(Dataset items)
========================================================================

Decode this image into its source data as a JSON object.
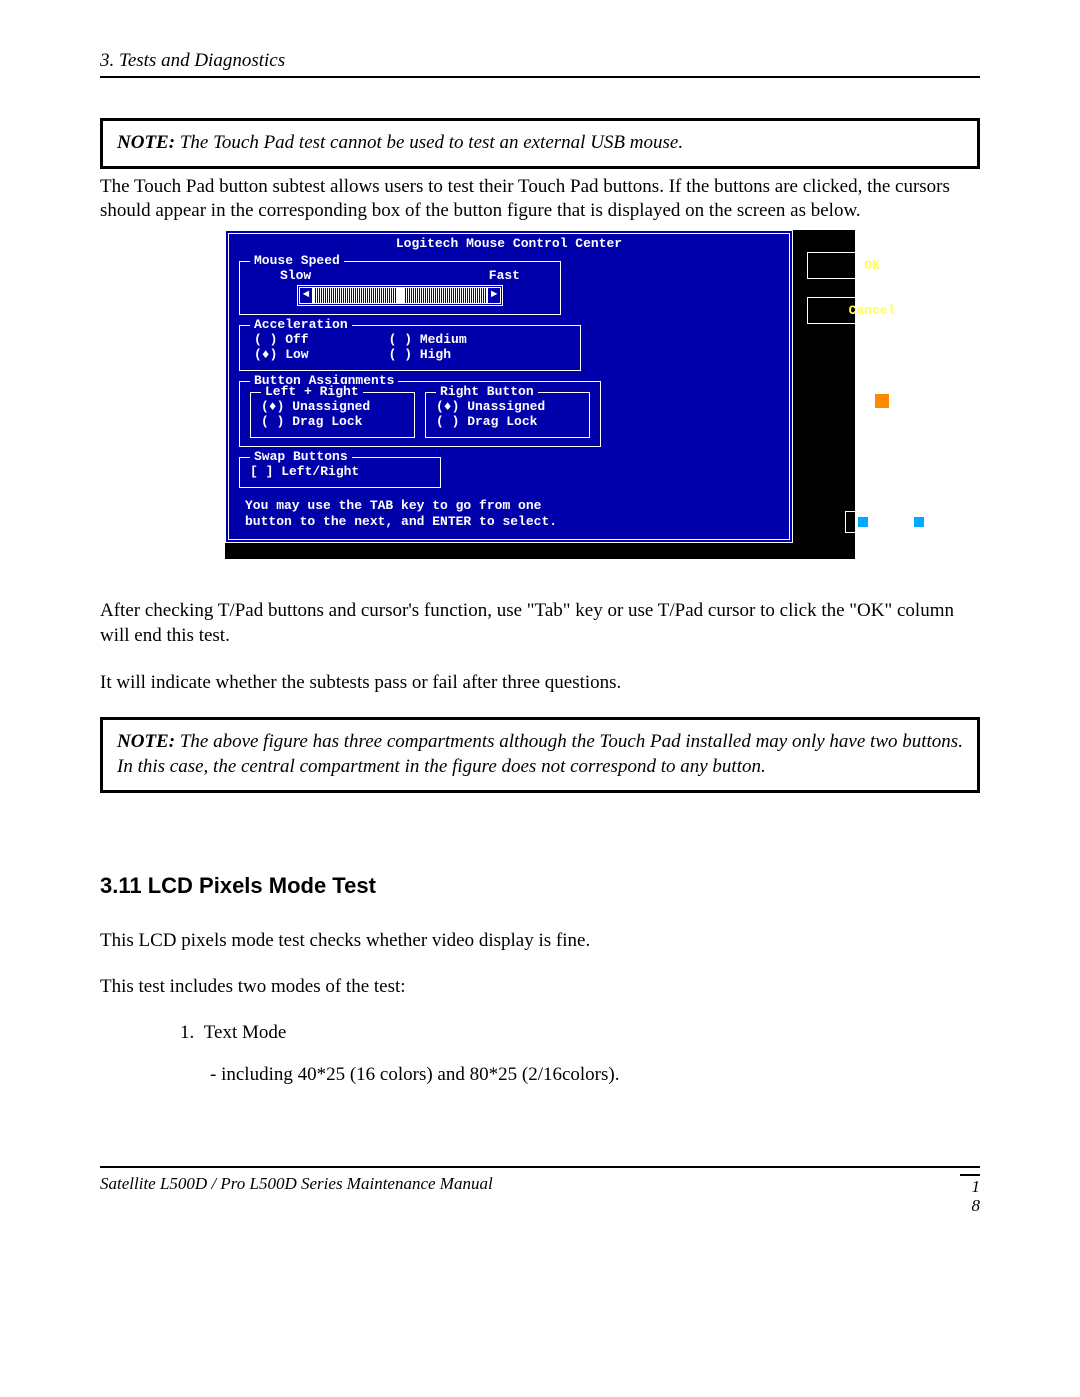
{
  "header": "3.  Tests and Diagnostics",
  "note1": {
    "prefix": "NOTE:",
    "text": "  The Touch Pad test cannot be used to test an external USB mouse."
  },
  "para1": "The Touch Pad button subtest allows users to test their Touch Pad buttons. If the buttons are clicked, the cursors should appear in the corresponding box of the button figure that is displayed on the screen as below.",
  "console": {
    "title": "Logitech Mouse Control Center",
    "mouseSpeed": {
      "label": "Mouse Speed",
      "slow": "Slow",
      "fast": "Fast"
    },
    "accel": {
      "label": "Acceleration",
      "off": "( ) Off",
      "low": "(♦) Low",
      "medium": "( ) Medium",
      "high": "( ) High"
    },
    "btnAssign": {
      "label": "Button Assignments",
      "left": {
        "label": "Left + Right",
        "opt1": "(♦) Unassigned",
        "opt2": "( ) Drag Lock"
      },
      "right": {
        "label": "Right Button",
        "opt1": "(♦) Unassigned",
        "opt2": "( ) Drag Lock"
      }
    },
    "swap": {
      "label": "Swap Buttons",
      "opt": "[ ] Left/Right"
    },
    "hint1": "You may use the TAB key to go from one",
    "hint2": "button to the next, and ENTER to select.",
    "ok": "OK",
    "cancel": "Cancel"
  },
  "para2": "After checking T/Pad buttons and cursor's function, use \"Tab\" key or use T/Pad cursor to click the \"OK\" column will end this test.",
  "para3": "It will indicate whether the subtests pass or fail after three questions.",
  "note2": {
    "prefix": "NOTE:",
    "text": "  The above figure has three compartments although the Touch Pad installed may only have two buttons. In this case, the central compartment in the figure does not correspond to any button."
  },
  "section": "3.11 LCD Pixels Mode Test",
  "para4": "This LCD pixels mode test checks whether video display is fine.",
  "para5": "This test includes two modes of the test:",
  "list1_num": "1.",
  "list1": "Text Mode",
  "list1_sub": "- including 40*25 (16 colors) and 80*25 (2/16colors).",
  "footer": "Satellite L500D / Pro L500D Series Maintenance Manual",
  "page_a": "1",
  "page_b": "8"
}
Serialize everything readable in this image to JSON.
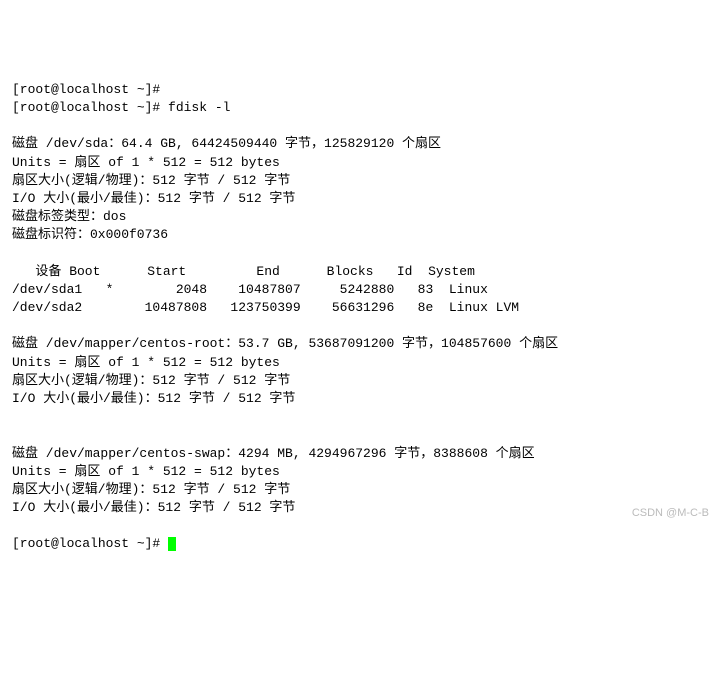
{
  "prompt_empty": "[root@localhost ~]# ",
  "prompt_cmd": "[root@localhost ~]# fdisk -l",
  "disk1": {
    "line1": "磁盘 /dev/sda：64.4 GB, 64424509440 字节，125829120 个扇区",
    "line2": "Units = 扇区 of 1 * 512 = 512 bytes",
    "line3": "扇区大小(逻辑/物理)：512 字节 / 512 字节",
    "line4": "I/O 大小(最小/最佳)：512 字节 / 512 字节",
    "line5": "磁盘标签类型：dos",
    "line6": "磁盘标识符：0x000f0736"
  },
  "table": {
    "header": "   设备 Boot      Start         End      Blocks   Id  System",
    "row1": "/dev/sda1   *        2048    10487807     5242880   83  Linux",
    "row2": "/dev/sda2        10487808   123750399    56631296   8e  Linux LVM"
  },
  "disk2": {
    "line1": "磁盘 /dev/mapper/centos-root：53.7 GB, 53687091200 字节，104857600 个扇区",
    "line2": "Units = 扇区 of 1 * 512 = 512 bytes",
    "line3": "扇区大小(逻辑/物理)：512 字节 / 512 字节",
    "line4": "I/O 大小(最小/最佳)：512 字节 / 512 字节"
  },
  "disk3": {
    "line1": "磁盘 /dev/mapper/centos-swap：4294 MB, 4294967296 字节，8388608 个扇区",
    "line2": "Units = 扇区 of 1 * 512 = 512 bytes",
    "line3": "扇区大小(逻辑/物理)：512 字节 / 512 字节",
    "line4": "I/O 大小(最小/最佳)：512 字节 / 512 字节"
  },
  "prompt_final": "[root@localhost ~]# ",
  "watermark": "CSDN @M-C-B",
  "chart_data": {
    "type": "table",
    "title": "fdisk -l partition table for /dev/sda",
    "columns": [
      "设备",
      "Boot",
      "Start",
      "End",
      "Blocks",
      "Id",
      "System"
    ],
    "rows": [
      [
        "/dev/sda1",
        "*",
        2048,
        10487807,
        5242880,
        "83",
        "Linux"
      ],
      [
        "/dev/sda2",
        "",
        10487808,
        123750399,
        56631296,
        "8e",
        "Linux LVM"
      ]
    ],
    "disks": [
      {
        "device": "/dev/sda",
        "size_gb": 64.4,
        "bytes": 64424509440,
        "sectors": 125829120,
        "label_type": "dos",
        "identifier": "0x000f0736"
      },
      {
        "device": "/dev/mapper/centos-root",
        "size_gb": 53.7,
        "bytes": 53687091200,
        "sectors": 104857600
      },
      {
        "device": "/dev/mapper/centos-swap",
        "size_mb": 4294,
        "bytes": 4294967296,
        "sectors": 8388608
      }
    ]
  }
}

========================================================================

Tally the lines of the preceding listing in which the word "will" appears; state nothing but the total.

__EXERCISE SOLUTION__.
2